_Instructions to follow_. From the line containing "Output a JSON" to the end of the records below, output each line exactly; include both ends and nothing else.

_Data to process_.
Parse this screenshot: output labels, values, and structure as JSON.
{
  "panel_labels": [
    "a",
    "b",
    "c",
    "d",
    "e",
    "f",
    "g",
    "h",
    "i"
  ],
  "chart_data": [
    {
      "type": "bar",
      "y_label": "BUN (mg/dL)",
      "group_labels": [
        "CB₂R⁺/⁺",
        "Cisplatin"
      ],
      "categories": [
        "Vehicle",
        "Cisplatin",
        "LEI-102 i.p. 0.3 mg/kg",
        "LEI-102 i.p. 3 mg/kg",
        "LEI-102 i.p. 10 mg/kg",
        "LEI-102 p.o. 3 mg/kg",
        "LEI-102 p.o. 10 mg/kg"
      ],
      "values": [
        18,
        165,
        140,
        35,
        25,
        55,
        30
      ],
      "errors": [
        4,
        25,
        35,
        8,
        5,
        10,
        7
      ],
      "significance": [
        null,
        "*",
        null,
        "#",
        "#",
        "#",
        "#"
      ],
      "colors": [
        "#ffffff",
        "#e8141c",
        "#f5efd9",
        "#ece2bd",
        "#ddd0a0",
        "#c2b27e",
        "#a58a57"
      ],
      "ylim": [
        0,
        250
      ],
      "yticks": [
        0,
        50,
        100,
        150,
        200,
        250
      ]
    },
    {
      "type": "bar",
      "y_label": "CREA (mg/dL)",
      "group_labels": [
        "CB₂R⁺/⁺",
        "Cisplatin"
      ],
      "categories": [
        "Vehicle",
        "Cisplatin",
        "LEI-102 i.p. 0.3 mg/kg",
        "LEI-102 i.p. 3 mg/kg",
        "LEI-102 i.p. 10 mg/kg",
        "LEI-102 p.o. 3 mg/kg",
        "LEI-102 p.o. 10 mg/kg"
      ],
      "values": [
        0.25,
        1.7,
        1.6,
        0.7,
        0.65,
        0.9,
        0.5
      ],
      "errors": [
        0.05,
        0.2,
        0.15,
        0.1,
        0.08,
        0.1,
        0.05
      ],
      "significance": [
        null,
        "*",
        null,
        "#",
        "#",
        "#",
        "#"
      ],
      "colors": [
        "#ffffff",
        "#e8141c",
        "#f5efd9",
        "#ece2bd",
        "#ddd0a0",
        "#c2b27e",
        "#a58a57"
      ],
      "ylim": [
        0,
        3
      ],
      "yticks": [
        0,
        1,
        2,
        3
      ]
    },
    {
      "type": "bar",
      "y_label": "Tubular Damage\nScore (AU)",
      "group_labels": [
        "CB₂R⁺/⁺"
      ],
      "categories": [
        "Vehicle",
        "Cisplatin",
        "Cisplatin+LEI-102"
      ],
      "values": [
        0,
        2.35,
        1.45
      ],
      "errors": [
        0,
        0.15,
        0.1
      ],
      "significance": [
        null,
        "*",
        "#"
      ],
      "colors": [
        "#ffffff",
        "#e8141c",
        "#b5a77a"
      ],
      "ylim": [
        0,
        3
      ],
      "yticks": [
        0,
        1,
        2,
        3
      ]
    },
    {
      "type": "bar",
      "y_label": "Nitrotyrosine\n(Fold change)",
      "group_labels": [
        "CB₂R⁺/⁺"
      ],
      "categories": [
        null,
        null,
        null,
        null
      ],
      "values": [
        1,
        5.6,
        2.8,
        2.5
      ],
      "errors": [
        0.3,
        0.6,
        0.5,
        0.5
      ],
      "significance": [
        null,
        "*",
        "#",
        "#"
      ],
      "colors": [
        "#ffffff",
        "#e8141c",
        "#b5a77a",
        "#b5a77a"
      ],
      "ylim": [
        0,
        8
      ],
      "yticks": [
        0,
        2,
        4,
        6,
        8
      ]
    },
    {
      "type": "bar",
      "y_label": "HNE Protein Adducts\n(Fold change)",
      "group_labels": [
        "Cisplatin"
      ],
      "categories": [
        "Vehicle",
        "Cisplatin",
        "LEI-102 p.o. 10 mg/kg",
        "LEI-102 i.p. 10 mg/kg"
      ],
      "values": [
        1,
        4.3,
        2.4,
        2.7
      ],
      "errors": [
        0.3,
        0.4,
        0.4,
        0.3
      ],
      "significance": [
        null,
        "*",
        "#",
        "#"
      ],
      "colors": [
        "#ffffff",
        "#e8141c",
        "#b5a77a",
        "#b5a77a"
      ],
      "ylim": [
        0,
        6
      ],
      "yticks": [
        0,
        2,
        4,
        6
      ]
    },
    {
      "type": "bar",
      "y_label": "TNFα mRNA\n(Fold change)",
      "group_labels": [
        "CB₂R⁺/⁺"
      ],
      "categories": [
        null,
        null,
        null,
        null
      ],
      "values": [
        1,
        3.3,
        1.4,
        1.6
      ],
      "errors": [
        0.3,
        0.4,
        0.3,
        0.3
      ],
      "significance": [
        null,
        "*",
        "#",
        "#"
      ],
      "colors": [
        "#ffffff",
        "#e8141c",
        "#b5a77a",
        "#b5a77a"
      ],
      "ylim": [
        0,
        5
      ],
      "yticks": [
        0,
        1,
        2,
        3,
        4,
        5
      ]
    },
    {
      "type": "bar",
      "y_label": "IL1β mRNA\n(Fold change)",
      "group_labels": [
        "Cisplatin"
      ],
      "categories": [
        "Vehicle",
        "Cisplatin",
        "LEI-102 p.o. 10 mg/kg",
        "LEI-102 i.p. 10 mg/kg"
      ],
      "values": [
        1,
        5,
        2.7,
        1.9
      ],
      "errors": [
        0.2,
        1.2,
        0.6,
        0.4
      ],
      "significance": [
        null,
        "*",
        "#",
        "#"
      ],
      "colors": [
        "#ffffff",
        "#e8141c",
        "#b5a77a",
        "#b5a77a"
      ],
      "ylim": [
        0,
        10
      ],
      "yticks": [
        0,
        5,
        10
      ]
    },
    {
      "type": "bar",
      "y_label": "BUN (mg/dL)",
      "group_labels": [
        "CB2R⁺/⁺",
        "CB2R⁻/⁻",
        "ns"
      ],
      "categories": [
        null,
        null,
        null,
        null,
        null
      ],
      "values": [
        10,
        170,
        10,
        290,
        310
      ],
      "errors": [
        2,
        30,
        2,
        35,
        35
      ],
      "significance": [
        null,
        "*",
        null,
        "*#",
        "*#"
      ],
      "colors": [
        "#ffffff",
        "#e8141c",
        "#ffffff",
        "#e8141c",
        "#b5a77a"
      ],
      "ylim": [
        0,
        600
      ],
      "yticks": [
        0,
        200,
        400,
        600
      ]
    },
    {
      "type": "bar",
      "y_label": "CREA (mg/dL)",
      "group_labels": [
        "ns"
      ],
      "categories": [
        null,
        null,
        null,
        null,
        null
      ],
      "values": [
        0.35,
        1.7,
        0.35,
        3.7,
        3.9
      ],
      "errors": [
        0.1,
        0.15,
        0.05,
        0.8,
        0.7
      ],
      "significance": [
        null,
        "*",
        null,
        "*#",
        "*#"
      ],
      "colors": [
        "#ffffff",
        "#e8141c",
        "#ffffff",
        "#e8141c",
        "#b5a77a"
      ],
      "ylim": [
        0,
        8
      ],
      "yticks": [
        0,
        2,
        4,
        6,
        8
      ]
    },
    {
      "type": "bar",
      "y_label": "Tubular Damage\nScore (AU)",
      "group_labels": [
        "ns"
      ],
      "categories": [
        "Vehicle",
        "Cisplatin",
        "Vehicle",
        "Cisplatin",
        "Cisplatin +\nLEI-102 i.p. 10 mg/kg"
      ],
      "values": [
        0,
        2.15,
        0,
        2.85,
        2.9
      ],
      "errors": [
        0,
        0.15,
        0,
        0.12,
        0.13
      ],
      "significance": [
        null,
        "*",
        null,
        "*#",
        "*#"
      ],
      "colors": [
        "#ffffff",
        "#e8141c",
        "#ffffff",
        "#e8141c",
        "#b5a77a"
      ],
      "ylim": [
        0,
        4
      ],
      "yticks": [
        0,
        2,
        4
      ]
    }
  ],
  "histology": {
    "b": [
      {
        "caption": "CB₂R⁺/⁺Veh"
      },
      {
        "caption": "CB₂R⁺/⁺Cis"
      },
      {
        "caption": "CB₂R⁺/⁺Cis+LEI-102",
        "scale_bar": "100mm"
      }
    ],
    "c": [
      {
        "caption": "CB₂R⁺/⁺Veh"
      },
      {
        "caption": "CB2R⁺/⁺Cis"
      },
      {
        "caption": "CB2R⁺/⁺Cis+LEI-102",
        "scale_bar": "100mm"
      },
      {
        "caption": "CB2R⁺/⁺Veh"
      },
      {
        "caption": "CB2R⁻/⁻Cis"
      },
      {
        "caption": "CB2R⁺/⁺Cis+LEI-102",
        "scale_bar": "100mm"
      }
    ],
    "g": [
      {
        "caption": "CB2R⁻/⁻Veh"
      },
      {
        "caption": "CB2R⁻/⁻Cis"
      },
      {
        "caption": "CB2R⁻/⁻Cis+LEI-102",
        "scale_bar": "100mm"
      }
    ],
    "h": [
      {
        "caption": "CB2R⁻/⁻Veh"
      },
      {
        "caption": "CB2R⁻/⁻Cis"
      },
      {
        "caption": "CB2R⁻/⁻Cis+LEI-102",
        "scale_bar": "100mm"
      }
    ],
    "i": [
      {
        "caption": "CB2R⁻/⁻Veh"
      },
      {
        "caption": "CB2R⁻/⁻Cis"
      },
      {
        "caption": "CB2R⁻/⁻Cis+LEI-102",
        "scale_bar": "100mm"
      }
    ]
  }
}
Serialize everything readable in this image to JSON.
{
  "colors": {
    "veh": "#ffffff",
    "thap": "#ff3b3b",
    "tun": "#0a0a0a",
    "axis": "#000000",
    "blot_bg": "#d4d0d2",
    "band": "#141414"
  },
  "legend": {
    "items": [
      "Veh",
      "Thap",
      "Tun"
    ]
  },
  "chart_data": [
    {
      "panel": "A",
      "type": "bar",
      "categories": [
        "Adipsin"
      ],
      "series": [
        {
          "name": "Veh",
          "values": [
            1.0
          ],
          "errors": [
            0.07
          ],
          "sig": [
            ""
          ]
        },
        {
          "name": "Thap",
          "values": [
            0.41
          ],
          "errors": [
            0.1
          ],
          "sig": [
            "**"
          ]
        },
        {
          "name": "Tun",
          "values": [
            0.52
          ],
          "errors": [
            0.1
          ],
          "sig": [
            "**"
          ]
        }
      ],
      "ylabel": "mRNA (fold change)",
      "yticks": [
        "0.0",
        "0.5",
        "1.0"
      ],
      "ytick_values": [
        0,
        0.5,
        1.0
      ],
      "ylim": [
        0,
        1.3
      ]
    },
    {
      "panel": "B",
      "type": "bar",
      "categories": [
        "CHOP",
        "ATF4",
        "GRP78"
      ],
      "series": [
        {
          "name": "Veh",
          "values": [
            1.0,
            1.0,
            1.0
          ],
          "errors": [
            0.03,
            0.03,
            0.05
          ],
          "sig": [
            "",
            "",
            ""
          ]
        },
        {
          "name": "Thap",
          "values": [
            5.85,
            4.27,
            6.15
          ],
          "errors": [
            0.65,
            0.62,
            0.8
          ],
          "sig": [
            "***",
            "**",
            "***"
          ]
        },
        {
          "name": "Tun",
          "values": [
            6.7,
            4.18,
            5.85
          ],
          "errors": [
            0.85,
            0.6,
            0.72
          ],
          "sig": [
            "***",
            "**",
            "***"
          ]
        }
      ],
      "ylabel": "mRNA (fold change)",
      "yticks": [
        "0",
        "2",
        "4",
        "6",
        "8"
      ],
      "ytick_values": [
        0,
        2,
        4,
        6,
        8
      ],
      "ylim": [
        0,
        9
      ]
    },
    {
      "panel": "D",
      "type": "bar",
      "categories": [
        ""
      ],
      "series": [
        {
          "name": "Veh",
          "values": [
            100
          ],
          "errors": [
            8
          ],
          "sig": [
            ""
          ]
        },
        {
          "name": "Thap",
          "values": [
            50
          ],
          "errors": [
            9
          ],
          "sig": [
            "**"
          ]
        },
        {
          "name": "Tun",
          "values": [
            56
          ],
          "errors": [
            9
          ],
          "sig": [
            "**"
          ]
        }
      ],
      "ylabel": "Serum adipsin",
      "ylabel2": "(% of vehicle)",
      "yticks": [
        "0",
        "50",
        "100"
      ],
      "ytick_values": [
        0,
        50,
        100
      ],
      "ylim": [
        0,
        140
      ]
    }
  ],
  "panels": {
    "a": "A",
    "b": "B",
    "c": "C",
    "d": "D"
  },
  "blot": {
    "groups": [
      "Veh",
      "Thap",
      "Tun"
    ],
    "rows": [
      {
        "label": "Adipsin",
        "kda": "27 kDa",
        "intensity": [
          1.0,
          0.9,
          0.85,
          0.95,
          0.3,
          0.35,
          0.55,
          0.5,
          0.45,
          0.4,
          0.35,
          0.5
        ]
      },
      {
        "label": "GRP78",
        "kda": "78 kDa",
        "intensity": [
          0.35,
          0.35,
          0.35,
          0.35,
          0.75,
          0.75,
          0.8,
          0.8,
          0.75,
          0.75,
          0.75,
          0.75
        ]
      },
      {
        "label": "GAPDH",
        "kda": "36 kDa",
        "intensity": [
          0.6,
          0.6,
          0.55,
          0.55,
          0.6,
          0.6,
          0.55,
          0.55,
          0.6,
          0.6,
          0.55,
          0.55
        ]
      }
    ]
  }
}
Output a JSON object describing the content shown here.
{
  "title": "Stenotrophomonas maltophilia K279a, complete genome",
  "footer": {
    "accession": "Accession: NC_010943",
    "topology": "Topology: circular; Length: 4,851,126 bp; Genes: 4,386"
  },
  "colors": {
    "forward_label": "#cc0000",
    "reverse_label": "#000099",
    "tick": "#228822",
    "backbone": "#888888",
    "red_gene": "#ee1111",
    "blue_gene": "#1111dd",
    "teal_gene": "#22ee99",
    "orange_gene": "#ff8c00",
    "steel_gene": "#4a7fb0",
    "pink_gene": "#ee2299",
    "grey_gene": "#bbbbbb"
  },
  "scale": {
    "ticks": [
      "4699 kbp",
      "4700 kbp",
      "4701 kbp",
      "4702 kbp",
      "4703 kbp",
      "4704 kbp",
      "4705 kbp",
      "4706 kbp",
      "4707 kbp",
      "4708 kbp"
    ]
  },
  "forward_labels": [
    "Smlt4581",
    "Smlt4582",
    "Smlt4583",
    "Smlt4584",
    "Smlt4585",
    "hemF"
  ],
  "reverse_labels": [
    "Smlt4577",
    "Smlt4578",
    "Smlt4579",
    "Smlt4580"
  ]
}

_Exercise answer_.
Output a JSON object describing the content shown here.
{
  "title": "Stenotrophomonas maltophilia K279a, complete genome",
  "footer": {
    "accession": "Accession: NC_010943",
    "topology": "Topology: circular; Length: 4,851,126 bp; Genes: 4,386"
  },
  "colors": {
    "forward_label": "#cc0000",
    "reverse_label": "#000099",
    "tick": "#228822",
    "backbone": "#888888",
    "red_gene": "#ee1111",
    "blue_gene": "#1111dd",
    "teal_gene": "#22ee99",
    "orange_gene": "#ff8c00",
    "steel_gene": "#4a7fb0",
    "pink_gene": "#ee2299",
    "grey_gene": "#bbbbbb"
  },
  "scale": {
    "ticks": [
      "4699 kbp",
      "4700 kbp",
      "4701 kbp",
      "4702 kbp",
      "4703 kbp",
      "4704 kbp",
      "4705 kbp",
      "4706 kbp",
      "4707 kbp",
      "4708 kbp"
    ]
  },
  "forward_labels": [
    "Smlt4581",
    "Smlt4582",
    "Smlt4583",
    "Smlt4584",
    "Smlt4585",
    "hemF"
  ],
  "reverse_labels": [
    "Smlt4577",
    "Smlt4578",
    "Smlt4579",
    "Smlt4580"
  ]
}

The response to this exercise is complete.